**What you are asked to do**
Hunt for the word "材料来源" across the entries below, copying each line that holds it.

--- BEGIN Listed entries ---

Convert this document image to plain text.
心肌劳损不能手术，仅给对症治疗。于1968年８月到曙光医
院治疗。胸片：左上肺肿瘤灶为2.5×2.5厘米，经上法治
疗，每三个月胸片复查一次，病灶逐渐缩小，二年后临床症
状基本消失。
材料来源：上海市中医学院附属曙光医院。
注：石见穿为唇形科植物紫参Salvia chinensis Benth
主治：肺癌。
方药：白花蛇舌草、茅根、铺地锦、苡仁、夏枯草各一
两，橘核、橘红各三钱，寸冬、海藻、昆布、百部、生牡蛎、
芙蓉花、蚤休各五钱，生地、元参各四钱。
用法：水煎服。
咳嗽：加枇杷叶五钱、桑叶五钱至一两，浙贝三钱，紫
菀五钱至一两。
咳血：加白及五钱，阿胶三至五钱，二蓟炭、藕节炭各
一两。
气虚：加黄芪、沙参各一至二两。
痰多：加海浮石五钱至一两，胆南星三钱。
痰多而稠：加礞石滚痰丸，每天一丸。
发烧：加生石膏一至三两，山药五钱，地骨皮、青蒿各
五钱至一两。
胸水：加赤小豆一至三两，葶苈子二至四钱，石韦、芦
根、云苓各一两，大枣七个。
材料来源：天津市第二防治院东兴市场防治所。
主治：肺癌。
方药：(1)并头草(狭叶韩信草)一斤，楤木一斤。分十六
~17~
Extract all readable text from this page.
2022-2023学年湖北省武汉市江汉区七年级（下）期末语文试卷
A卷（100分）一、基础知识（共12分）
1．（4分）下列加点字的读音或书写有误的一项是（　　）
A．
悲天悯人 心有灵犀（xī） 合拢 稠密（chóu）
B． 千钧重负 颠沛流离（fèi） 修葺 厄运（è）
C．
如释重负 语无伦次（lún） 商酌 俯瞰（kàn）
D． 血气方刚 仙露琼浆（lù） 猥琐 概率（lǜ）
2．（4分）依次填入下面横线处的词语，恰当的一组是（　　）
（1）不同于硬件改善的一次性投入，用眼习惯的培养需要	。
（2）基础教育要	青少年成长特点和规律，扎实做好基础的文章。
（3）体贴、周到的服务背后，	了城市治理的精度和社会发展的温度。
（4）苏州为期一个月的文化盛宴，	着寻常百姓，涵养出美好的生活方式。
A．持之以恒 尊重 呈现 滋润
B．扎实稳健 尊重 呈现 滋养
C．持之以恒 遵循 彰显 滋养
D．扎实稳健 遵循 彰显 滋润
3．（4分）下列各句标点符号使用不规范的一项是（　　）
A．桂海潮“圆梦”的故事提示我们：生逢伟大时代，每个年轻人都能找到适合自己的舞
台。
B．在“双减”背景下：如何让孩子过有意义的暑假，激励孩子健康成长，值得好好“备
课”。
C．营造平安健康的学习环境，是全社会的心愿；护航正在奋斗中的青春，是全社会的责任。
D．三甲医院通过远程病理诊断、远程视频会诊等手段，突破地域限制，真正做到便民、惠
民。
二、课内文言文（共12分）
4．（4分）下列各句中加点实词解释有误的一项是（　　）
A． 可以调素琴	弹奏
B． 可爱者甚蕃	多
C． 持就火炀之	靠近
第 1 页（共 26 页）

--- END Listed entries ---

**Correct response**
材料来源：上海市中医学院附属曙光医院。
材料来源：天津市第二防治院东兴市场防治所。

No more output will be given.